== DIRECTIVE ==
Copy the records below exactly, omitting any pictures they contain.

:: GIVEN INFORMATION ::

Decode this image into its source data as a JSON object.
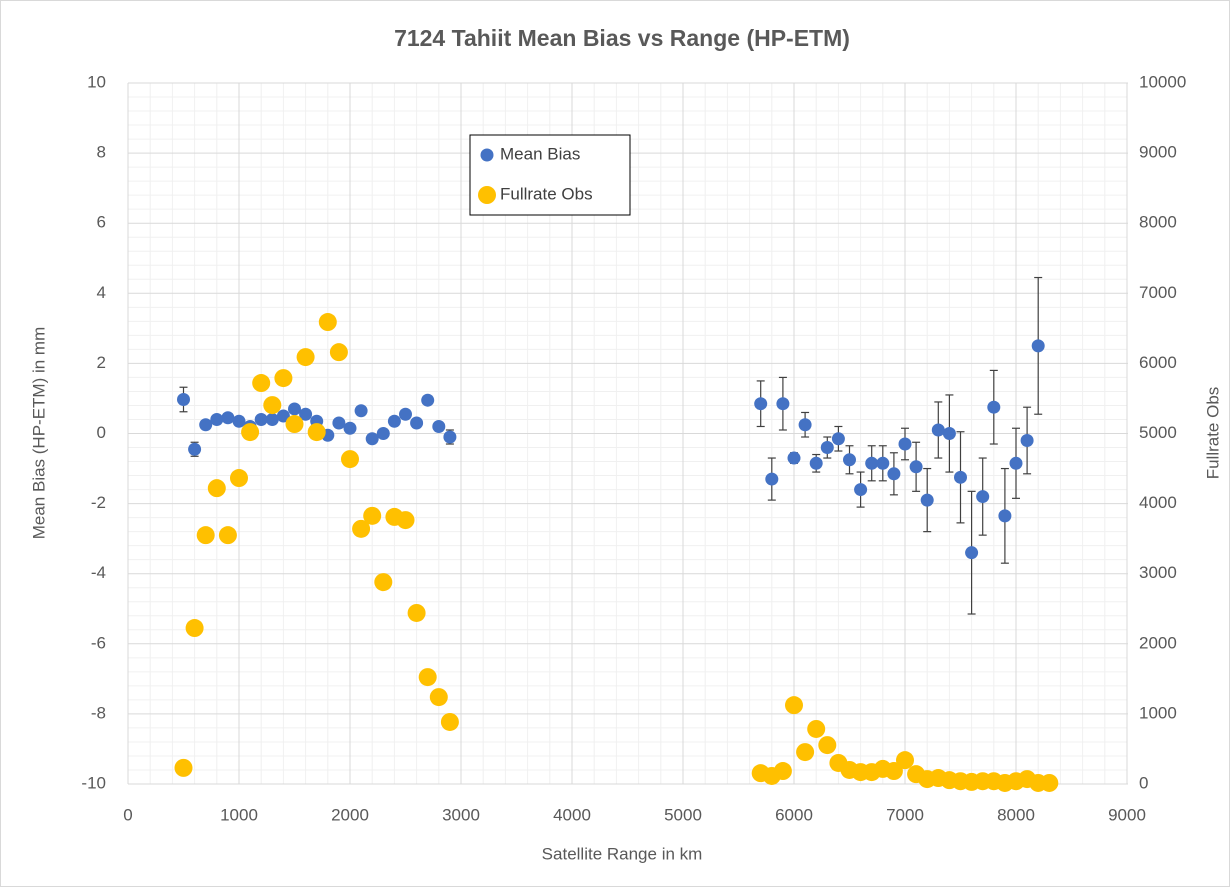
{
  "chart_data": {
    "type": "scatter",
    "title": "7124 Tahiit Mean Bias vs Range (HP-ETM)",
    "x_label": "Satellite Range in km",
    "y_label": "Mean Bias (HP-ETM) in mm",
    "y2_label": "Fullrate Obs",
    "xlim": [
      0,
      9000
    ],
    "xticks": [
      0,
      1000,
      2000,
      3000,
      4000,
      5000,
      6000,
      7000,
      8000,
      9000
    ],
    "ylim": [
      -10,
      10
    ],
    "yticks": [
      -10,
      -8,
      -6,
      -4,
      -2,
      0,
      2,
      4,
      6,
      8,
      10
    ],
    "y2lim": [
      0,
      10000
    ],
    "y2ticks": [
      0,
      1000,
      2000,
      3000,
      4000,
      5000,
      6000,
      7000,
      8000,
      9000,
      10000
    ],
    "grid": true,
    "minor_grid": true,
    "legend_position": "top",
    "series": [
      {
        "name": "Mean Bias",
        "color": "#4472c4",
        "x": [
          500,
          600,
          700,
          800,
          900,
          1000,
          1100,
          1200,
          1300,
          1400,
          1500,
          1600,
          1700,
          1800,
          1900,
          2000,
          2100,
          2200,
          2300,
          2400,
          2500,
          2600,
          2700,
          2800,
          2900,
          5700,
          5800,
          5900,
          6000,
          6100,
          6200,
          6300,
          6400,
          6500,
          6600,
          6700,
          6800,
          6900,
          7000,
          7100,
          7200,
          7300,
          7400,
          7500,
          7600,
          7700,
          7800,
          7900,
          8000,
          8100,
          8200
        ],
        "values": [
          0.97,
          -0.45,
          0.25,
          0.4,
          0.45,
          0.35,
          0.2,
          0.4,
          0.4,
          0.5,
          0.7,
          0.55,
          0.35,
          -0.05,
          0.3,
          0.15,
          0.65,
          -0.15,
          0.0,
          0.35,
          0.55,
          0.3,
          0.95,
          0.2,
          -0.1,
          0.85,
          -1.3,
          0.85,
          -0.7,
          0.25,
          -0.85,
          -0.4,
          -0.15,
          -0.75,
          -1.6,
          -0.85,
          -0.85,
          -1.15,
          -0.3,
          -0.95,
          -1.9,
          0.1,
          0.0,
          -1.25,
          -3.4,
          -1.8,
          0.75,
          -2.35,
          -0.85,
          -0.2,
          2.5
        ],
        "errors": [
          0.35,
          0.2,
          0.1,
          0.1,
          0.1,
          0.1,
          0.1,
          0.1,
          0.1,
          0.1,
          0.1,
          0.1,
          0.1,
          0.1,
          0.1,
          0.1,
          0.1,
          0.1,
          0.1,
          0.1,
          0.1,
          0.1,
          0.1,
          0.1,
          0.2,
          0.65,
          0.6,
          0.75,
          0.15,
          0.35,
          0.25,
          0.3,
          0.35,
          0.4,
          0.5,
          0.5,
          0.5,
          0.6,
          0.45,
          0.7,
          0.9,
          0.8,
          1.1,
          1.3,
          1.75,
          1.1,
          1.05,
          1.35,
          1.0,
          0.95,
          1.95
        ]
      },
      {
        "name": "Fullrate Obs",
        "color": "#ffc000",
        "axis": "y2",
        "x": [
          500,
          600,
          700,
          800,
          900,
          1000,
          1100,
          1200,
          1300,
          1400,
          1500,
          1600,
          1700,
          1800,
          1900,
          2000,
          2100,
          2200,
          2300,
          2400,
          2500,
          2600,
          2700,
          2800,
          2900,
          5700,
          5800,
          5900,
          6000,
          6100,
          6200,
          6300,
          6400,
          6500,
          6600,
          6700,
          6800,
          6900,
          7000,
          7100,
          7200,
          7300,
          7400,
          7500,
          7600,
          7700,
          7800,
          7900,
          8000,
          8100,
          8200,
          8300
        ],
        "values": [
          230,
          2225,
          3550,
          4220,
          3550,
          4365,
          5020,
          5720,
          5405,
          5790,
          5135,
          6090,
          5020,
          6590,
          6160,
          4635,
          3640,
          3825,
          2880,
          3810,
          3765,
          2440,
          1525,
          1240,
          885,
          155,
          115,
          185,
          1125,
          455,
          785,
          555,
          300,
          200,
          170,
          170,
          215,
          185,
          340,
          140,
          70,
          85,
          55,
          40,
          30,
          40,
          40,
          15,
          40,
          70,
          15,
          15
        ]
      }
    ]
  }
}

:::

== COMPLETED EXERCISE ==
Decode this image into its source data as a JSON object.
{
  "chart_data": {
    "type": "scatter",
    "title": "7124 Tahiit Mean Bias vs Range (HP-ETM)",
    "x_label": "Satellite Range in km",
    "y_label": "Mean Bias (HP-ETM) in mm",
    "y2_label": "Fullrate Obs",
    "xlim": [
      0,
      9000
    ],
    "xticks": [
      0,
      1000,
      2000,
      3000,
      4000,
      5000,
      6000,
      7000,
      8000,
      9000
    ],
    "ylim": [
      -10,
      10
    ],
    "yticks": [
      -10,
      -8,
      -6,
      -4,
      -2,
      0,
      2,
      4,
      6,
      8,
      10
    ],
    "y2lim": [
      0,
      10000
    ],
    "y2ticks": [
      0,
      1000,
      2000,
      3000,
      4000,
      5000,
      6000,
      7000,
      8000,
      9000,
      10000
    ],
    "grid": true,
    "minor_grid": true,
    "legend_position": "top",
    "series": [
      {
        "name": "Mean Bias",
        "color": "#4472c4",
        "x": [
          500,
          600,
          700,
          800,
          900,
          1000,
          1100,
          1200,
          1300,
          1400,
          1500,
          1600,
          1700,
          1800,
          1900,
          2000,
          2100,
          2200,
          2300,
          2400,
          2500,
          2600,
          2700,
          2800,
          2900,
          5700,
          5800,
          5900,
          6000,
          6100,
          6200,
          6300,
          6400,
          6500,
          6600,
          6700,
          6800,
          6900,
          7000,
          7100,
          7200,
          7300,
          7400,
          7500,
          7600,
          7700,
          7800,
          7900,
          8000,
          8100,
          8200
        ],
        "values": [
          0.97,
          -0.45,
          0.25,
          0.4,
          0.45,
          0.35,
          0.2,
          0.4,
          0.4,
          0.5,
          0.7,
          0.55,
          0.35,
          -0.05,
          0.3,
          0.15,
          0.65,
          -0.15,
          0.0,
          0.35,
          0.55,
          0.3,
          0.95,
          0.2,
          -0.1,
          0.85,
          -1.3,
          0.85,
          -0.7,
          0.25,
          -0.85,
          -0.4,
          -0.15,
          -0.75,
          -1.6,
          -0.85,
          -0.85,
          -1.15,
          -0.3,
          -0.95,
          -1.9,
          0.1,
          0.0,
          -1.25,
          -3.4,
          -1.8,
          0.75,
          -2.35,
          -0.85,
          -0.2,
          2.5
        ],
        "errors": [
          0.35,
          0.2,
          0.1,
          0.1,
          0.1,
          0.1,
          0.1,
          0.1,
          0.1,
          0.1,
          0.1,
          0.1,
          0.1,
          0.1,
          0.1,
          0.1,
          0.1,
          0.1,
          0.1,
          0.1,
          0.1,
          0.1,
          0.1,
          0.1,
          0.2,
          0.65,
          0.6,
          0.75,
          0.15,
          0.35,
          0.25,
          0.3,
          0.35,
          0.4,
          0.5,
          0.5,
          0.5,
          0.6,
          0.45,
          0.7,
          0.9,
          0.8,
          1.1,
          1.3,
          1.75,
          1.1,
          1.05,
          1.35,
          1.0,
          0.95,
          1.95
        ]
      },
      {
        "name": "Fullrate Obs",
        "color": "#ffc000",
        "axis": "y2",
        "x": [
          500,
          600,
          700,
          800,
          900,
          1000,
          1100,
          1200,
          1300,
          1400,
          1500,
          1600,
          1700,
          1800,
          1900,
          2000,
          2100,
          2200,
          2300,
          2400,
          2500,
          2600,
          2700,
          2800,
          2900,
          5700,
          5800,
          5900,
          6000,
          6100,
          6200,
          6300,
          6400,
          6500,
          6600,
          6700,
          6800,
          6900,
          7000,
          7100,
          7200,
          7300,
          7400,
          7500,
          7600,
          7700,
          7800,
          7900,
          8000,
          8100,
          8200,
          8300
        ],
        "values": [
          230,
          2225,
          3550,
          4220,
          3550,
          4365,
          5020,
          5720,
          5405,
          5790,
          5135,
          6090,
          5020,
          6590,
          6160,
          4635,
          3640,
          3825,
          2880,
          3810,
          3765,
          2440,
          1525,
          1240,
          885,
          155,
          115,
          185,
          1125,
          455,
          785,
          555,
          300,
          200,
          170,
          170,
          215,
          185,
          340,
          140,
          70,
          85,
          55,
          40,
          30,
          40,
          40,
          15,
          40,
          70,
          15,
          15
        ]
      }
    ]
  }
}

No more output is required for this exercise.